* BEGIN *
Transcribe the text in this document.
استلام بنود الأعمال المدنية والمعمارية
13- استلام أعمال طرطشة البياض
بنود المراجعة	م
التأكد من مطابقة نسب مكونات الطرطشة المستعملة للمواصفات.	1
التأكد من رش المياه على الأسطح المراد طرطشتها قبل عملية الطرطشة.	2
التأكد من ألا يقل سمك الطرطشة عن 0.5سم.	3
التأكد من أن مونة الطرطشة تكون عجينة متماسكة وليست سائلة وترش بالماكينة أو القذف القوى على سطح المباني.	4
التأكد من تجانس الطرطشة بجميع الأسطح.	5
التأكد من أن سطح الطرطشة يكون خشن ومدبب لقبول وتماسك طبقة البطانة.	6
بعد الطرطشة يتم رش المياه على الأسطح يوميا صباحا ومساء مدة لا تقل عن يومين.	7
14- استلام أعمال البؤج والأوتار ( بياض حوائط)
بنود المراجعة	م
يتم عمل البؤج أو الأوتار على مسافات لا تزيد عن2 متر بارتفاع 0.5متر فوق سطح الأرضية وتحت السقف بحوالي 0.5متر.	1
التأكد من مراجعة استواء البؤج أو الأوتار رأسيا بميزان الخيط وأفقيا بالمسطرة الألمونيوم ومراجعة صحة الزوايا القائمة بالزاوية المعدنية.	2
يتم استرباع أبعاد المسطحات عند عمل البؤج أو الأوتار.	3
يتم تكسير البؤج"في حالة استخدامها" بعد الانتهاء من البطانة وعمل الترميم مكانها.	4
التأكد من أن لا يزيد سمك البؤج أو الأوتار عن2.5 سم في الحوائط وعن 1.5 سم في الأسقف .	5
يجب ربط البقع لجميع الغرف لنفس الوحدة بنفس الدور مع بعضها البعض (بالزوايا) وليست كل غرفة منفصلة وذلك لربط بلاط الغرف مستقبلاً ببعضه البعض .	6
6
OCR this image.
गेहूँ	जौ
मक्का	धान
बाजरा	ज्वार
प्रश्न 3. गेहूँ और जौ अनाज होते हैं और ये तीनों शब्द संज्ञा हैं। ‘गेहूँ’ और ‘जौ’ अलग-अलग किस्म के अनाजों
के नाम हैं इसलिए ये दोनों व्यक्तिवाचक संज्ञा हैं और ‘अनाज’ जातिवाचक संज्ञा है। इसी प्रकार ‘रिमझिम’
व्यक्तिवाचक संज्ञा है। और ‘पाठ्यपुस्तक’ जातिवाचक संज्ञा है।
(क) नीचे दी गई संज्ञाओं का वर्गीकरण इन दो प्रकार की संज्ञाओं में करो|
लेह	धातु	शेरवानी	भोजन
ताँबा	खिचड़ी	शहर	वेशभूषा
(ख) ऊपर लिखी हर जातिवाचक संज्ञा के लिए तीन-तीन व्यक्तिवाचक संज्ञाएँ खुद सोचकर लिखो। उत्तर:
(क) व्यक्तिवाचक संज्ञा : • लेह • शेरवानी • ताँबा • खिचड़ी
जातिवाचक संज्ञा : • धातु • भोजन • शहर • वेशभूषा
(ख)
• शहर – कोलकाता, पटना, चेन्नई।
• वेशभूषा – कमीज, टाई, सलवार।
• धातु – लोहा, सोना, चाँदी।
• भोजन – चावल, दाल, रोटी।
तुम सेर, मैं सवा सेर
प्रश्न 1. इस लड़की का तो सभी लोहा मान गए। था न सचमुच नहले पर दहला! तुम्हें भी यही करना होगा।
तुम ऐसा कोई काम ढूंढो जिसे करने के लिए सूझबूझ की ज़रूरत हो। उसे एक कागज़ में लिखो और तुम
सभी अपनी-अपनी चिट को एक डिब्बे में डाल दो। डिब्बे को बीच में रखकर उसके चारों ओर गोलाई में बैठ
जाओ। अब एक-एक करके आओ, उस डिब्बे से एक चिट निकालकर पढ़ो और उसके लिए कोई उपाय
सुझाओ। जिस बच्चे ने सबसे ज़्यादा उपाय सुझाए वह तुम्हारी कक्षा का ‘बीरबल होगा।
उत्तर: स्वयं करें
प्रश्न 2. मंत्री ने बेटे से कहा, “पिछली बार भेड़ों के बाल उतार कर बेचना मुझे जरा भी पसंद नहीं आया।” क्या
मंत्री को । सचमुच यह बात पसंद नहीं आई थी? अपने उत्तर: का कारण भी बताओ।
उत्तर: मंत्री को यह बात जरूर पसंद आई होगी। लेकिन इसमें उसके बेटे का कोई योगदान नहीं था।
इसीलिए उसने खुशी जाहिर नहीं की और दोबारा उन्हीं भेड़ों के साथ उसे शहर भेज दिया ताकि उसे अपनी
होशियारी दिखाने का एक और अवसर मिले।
* END *
> **Instruction**
From the records given above, copy all lines containing "الأسطح".

> **Response to the task**
التأكد من رش المياه على الأسطح المراد طرطشتها قبل عملية الطرطشة.	2
التأكد من تجانس الطرطشة بجميع الأسطح.	5
بعد الطرطشة يتم رش المياه على الأسطح يوميا صباحا ومساء مدة لا تقل عن يومين.	7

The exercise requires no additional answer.